Shyam Jade

Reducing Cyclic Variability While Regulating Combustion Phasing in a Four-Cylinder HCCI Engine

The cyclic variability (CV) at late phasing conditions in autoignition engines with high residuals limits the operating range of such advanced combustion strategies. A model has been recently proposed by the authors that captures the experimental observations of CV in lean autoignition combustion in a single-cylinder engine. The model is here tuned to multicylinder engine data and is used to design controllers that reduce the CV. The dynamics are only stable for certain amounts of residual gas. At late phasing, with low amounts of residual gas, a cascade of period-doubling bifurcations occur leading to seemingly chaotic behavior. The deterministic dynamics are also mixed with significant levels of noise in the residual gas fraction. The approach to reduce CV is to control the fuel injection timing, which is an effective way of influencing the combustion phasing in the individual cylinders, with feedback from the combustion phasing. A PI controller and a reduced-order linear quadratic Gaussian (LQG) controller are designed and evaluated in experiments. Integral action is utilized for maintaining the average combustion phasing between open loop and closed loop, which is shown to be essential for a proper evaluation because of the high sensitivity of CV on the combustion phasing close to unstable operation. A quantitative analysis of the experimental results show that CV is notably reduced for various levels of residual gas fraction at one speed and load. The standard deviation of the combustion phasing is reduced by 17% on average over the open-loop behavior, which results in a 15% smaller coefficient of variation of the indicated work.

Reference Governor for Load Control in a Multicylinder Recompression HCCI Engine

This paper presents a model-based control strategy designed to regulate combustion phasing during load transitions in a recompression homogeneous charge compression ignition (HCCI) engine. A low-order discrete-time control-oriented model for recompression HCCI combustion is developed that represents the strong thermal and composition coupling between engine cycles. A baseline two-input single-output controller is designed to regulate combustion phasing, using the amount of negative valve overlap and the fuel injection timing as actuators. This controller is augmented by a reference or fuel governor, which modifies transient fuel mass commands during large load transitions, when future actuator constraint violations are predicted. This approach is shown in experiments to improve combustion phasing and load responses, preventing engine misfires in some cases. The fuel governor enables larger load transitions than were possible with the baseline controller alone. The governor acts only when future actuator constraint violations are predicted. The complexity and computational overhead of the governor are reduced by developing a linearized fuel governor. Satisfactory performance is demonstrated experimentally for a range of engine speeds.

Fuel governor augmented control of recompression HCCI combustion during large load transients

A control strategy designed to track desired combustion phasing for a homogeneous charge compression ignition (HCCI) engine during large load transitions is presented in this work. Three inputs are controlled, namely valve timings, fuel injection amount and fuel injection timing. The valve and fuel injection timings are manipulated to track combustion phasing using a mid-ranging control strategy. A fuel governor is then added on to the compensated system to modify the fuel injection amount by enforcing pointwise-in-time actuator constraints. The fuel governor is shown to improve the transient response of combustion phasing and load during large load transitions, when the possibility of future constraint violations exists. The use of the fuel governor during large load reductions can prevent engine misfire. Moreover, the fuel governor strategy simplifies the overall controller design by decoupling the phasing controller from the constraint enforcing mechanism. System complexity is reduced by approximating the nonlinear fuel governor as a set of linear algebraic expressions. This is solved with very little computational overhead and without incurring a significant loss in performance, as presented in simulations.

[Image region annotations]
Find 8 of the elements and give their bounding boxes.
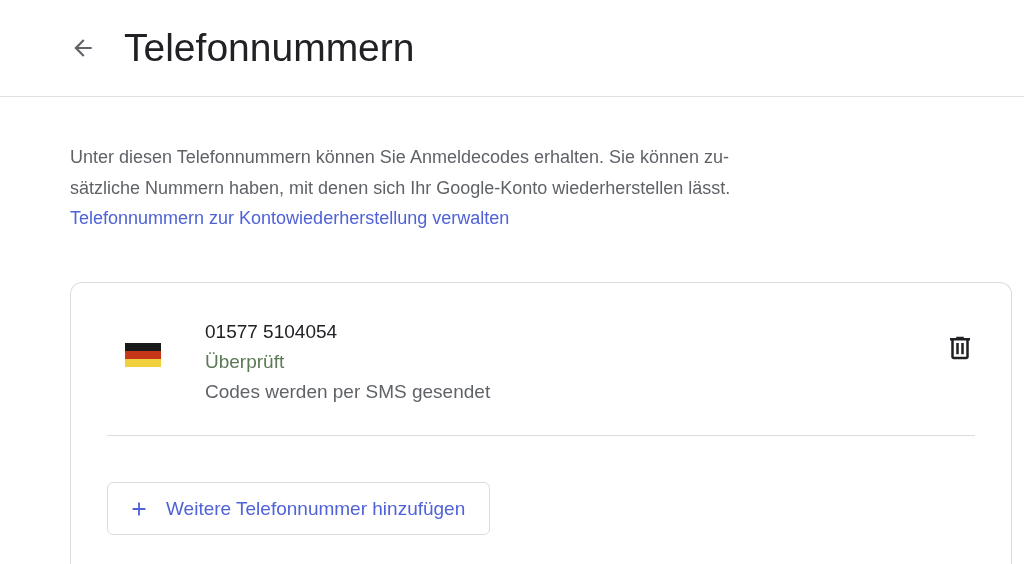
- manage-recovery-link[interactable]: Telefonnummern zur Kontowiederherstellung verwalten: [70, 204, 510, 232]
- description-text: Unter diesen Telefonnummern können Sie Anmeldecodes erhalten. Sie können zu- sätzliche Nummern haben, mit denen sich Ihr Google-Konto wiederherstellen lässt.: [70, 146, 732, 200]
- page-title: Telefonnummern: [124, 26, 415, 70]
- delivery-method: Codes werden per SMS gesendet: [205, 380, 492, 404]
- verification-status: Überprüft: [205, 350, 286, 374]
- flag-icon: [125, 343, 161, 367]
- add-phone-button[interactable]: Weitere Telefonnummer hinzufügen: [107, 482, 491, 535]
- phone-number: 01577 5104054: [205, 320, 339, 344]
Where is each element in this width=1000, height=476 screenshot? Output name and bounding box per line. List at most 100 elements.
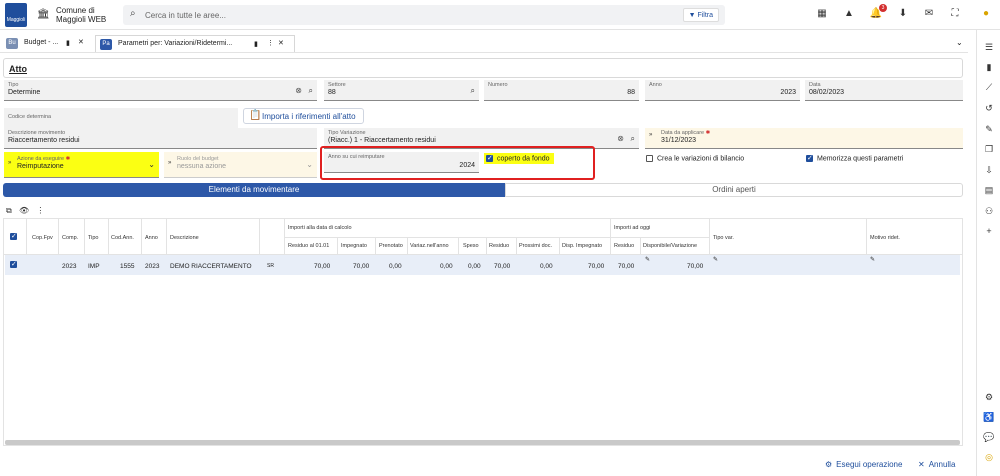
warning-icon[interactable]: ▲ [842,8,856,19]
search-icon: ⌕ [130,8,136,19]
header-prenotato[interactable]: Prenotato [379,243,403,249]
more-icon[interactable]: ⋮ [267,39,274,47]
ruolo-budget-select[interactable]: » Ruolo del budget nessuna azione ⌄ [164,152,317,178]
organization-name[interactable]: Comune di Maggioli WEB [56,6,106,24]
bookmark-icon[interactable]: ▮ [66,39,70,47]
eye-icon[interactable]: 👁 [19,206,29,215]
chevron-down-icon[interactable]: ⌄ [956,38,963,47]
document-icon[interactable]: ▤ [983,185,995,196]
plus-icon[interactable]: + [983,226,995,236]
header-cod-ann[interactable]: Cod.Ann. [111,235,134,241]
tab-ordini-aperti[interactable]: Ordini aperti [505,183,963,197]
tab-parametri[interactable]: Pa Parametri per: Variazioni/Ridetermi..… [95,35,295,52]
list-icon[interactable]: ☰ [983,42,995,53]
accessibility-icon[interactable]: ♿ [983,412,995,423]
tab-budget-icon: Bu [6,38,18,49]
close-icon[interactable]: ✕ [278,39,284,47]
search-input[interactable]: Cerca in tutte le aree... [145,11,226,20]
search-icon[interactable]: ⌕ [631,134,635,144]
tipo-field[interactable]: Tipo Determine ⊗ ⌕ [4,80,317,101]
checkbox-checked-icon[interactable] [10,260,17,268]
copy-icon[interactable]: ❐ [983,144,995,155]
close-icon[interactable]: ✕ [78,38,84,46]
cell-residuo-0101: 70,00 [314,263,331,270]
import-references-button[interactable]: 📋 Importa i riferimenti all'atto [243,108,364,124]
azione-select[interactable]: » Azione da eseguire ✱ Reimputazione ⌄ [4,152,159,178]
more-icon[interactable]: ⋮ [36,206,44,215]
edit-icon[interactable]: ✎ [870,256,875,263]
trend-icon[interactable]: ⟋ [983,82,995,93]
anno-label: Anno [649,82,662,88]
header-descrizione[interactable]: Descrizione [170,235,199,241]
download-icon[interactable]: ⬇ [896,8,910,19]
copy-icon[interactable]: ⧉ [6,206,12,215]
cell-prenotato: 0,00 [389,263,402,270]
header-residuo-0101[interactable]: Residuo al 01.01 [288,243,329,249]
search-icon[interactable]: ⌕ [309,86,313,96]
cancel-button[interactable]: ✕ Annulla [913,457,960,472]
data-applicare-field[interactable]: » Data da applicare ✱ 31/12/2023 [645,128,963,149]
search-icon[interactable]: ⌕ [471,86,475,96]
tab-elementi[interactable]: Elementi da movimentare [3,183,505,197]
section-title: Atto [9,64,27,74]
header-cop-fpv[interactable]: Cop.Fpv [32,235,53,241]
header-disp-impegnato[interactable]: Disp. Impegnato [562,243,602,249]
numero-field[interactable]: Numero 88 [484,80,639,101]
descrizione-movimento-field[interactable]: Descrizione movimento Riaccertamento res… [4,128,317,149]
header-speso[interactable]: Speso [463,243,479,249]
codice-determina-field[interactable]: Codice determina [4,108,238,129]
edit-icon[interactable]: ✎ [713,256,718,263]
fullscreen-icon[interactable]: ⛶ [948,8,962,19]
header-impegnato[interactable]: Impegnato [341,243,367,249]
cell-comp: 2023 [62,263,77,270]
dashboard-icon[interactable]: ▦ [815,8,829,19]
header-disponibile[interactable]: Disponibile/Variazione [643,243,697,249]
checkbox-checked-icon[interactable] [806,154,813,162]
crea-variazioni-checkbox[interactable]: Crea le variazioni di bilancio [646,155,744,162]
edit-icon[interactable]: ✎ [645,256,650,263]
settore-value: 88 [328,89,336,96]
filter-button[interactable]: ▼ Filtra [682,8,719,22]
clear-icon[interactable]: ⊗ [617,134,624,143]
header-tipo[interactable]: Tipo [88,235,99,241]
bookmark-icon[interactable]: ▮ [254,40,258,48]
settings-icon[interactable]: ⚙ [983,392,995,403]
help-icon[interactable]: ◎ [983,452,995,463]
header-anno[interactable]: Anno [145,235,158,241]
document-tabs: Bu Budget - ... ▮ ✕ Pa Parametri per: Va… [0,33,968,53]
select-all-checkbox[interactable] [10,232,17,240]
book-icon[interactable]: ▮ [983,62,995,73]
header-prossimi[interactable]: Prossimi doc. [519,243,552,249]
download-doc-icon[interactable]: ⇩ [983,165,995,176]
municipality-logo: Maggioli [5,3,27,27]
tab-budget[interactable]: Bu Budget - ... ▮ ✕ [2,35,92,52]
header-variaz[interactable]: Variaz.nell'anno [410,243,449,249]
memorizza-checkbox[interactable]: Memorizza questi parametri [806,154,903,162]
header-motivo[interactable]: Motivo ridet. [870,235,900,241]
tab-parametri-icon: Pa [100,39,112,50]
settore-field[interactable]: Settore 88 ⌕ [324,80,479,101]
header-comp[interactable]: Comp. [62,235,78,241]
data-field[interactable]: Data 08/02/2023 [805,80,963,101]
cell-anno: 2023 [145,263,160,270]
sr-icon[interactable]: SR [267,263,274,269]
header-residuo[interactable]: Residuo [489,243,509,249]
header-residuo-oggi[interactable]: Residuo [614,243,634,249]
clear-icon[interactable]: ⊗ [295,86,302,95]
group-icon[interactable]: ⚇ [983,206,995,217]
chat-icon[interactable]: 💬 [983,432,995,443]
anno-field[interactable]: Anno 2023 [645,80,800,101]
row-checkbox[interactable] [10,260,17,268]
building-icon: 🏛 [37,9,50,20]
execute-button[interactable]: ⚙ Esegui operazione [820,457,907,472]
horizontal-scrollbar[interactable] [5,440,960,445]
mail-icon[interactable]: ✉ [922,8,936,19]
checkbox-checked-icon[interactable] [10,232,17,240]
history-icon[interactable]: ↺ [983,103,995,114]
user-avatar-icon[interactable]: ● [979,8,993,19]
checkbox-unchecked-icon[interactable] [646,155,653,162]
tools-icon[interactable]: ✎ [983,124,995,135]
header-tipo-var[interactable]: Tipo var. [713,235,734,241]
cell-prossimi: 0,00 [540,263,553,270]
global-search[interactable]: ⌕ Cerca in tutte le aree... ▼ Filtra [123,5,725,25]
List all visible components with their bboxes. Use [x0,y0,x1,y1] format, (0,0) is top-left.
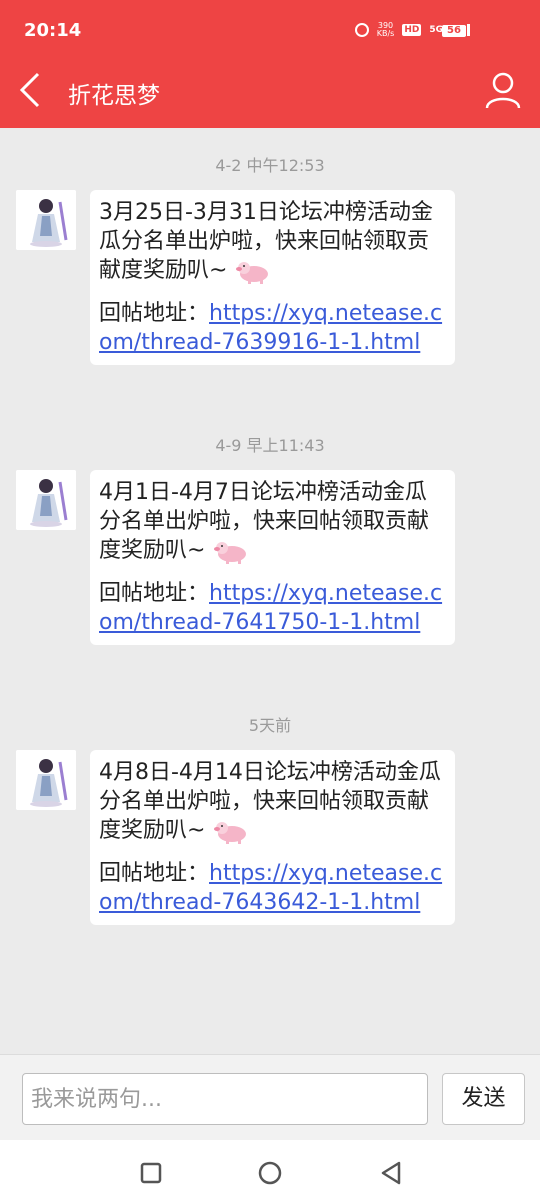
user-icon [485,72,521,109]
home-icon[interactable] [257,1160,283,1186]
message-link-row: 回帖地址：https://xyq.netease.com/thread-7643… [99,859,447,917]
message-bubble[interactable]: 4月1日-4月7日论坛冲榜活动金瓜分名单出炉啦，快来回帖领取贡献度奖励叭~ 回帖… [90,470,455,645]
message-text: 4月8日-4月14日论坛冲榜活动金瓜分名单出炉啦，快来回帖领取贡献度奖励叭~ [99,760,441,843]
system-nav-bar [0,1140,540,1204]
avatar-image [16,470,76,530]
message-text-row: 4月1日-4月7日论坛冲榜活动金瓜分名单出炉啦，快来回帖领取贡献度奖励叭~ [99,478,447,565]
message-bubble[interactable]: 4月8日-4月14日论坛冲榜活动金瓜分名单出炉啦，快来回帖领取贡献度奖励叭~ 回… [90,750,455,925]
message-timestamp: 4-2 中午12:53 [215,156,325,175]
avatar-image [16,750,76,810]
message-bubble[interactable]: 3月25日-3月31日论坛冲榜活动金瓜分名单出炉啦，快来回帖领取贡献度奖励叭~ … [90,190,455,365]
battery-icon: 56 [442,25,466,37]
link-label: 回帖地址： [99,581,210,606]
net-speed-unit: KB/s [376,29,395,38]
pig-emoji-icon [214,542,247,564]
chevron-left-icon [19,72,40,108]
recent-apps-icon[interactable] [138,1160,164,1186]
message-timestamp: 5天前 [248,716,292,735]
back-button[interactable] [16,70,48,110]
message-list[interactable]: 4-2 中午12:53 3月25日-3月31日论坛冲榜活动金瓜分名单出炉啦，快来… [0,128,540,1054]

## WHAT IS ASKED
A - According to the HCCI engine abstracts, by what percentage did closed-loop control reduce the standard deviation of the combustion phasing on average, compared with open-loop behavior?
B - Write a continuation of the HCCI engine abstracts, starting right after their final sentence.

## PER-TASK OUTPUTS
A - 17%

B -
Controlled Load and Speed Transitions in a Multicylinder Recompression HCCI Engine

A model-based control strategy to track combustion phasing during load and speed transitions in the homogeneous charge compression ignition (HCCI) operating region of a multimode combustion engine is presented in this paper. HCCI transitions can traverse regions of high cyclic variability (CV), even if the steady state transition end points are stable with low CV. A control-oriented HCCI model for both the stable, low CV region and the oscillatory, high CV, late phasing region is used to design a controller that uses valve and fuel injection timings to track combustion phasing. Novel aspects of the controller include nonlinear model-inversion-based feedforward and gain scheduled feedback based on unburned fuel that reduces transient CV. Transitions tested on a multicylinder HCCI engine include load transitions at fixed engine speeds, simultaneous load, and speed transitions, and select FTP75 drive-cycle transitions with high load slew rates. Good combustion phasing tracking performance is demonstrated, and misfires are prevented.

Enabling large load transitions on multicylinder recompression HCCI engines using fuel governors

The fuel governor control design methodology presented in [1] is extended and experimentally validated on a multicylinder recompression homogeneous charge compression ignition (HCCI) engine. This strategy regulates desired combustion phasing during load transitions across the HCCI load range. A baseline controller tracks combustion phasing by manipulating valve and fuel injection timings. A reference governor is then added on to the compensated system to modify the fuel injection amount by enforcing actuator constraints. Experimental results show improved transient responses of combustion phasing and load during load transitions, when the possibility of constraint violations exists. The nonlinear fuel governor predicts future model trajectories in real-time, and enables larger load transitions than were possible with the baseline controller alone. The complexity and computational overhead of this strategy are reduced by developing a linearized fuel governor, which is shown to work well in the entire HCCI load range and for small variations in engine speed.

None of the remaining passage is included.